- [Stated exercise] Review the material line by line. Identify and copy every line that contains the string "Jazz".

++++ Excerpted data

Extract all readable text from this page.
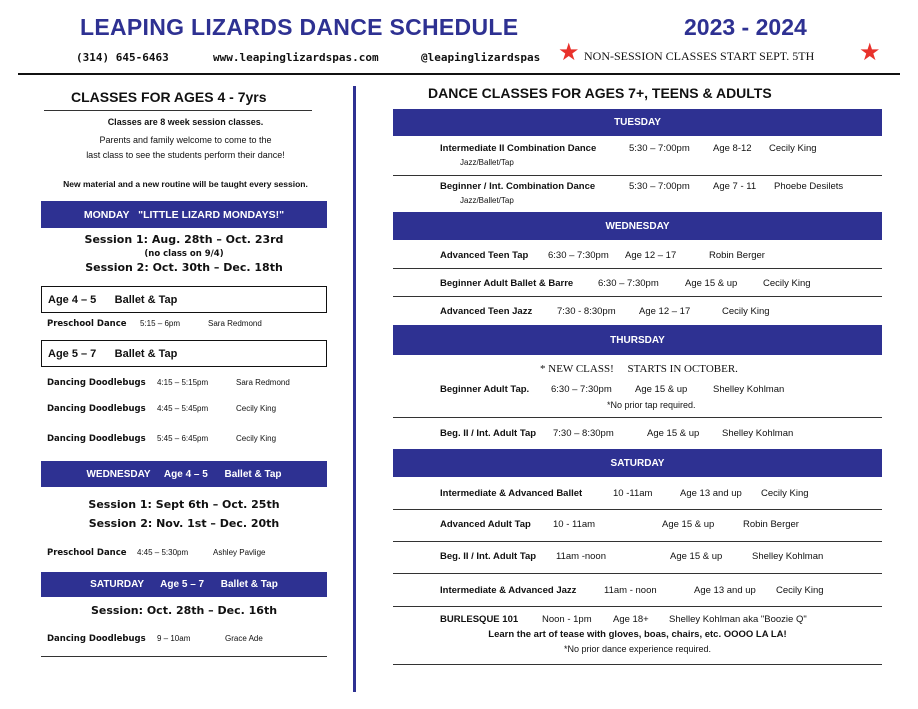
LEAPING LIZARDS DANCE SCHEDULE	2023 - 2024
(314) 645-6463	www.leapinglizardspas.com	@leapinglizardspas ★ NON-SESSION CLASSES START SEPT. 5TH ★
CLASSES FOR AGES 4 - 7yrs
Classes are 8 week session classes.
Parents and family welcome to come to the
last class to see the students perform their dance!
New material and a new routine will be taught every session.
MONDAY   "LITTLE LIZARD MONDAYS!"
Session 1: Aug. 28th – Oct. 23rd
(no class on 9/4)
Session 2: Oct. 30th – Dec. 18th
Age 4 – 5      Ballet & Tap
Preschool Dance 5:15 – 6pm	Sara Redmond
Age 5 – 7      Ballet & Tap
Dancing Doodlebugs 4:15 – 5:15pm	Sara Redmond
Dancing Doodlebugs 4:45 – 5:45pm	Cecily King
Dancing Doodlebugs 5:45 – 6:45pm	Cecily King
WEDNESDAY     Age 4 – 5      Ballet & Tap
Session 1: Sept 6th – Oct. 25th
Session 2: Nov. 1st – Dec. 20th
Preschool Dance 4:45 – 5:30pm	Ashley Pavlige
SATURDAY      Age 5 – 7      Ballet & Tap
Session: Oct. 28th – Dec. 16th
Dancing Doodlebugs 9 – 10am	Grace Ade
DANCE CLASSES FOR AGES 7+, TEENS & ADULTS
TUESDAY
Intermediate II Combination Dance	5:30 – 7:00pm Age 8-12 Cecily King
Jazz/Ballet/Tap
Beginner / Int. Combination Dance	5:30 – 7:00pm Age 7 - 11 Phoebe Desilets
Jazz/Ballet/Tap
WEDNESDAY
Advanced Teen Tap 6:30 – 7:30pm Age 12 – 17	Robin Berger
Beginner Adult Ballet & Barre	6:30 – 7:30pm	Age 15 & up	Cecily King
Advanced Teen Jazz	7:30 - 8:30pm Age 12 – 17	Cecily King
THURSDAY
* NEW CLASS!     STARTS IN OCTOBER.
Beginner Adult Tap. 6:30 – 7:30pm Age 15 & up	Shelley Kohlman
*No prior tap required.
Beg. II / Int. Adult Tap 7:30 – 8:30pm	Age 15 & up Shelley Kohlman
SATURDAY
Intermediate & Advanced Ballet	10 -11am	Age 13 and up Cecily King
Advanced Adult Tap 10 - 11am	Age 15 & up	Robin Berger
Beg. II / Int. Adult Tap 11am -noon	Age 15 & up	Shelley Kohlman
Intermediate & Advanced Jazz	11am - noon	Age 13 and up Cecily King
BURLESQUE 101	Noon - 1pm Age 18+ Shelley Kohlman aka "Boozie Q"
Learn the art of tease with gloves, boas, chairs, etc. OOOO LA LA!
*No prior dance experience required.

++++++++

- [Exercise result]
Jazz/Ballet/Tap
Jazz/Ballet/Tap
Advanced Teen Jazz	7:30 - 8:30pm Age 12 – 17	Cecily King
Intermediate & Advanced Jazz	11am - noon	Age 13 and up Cecily King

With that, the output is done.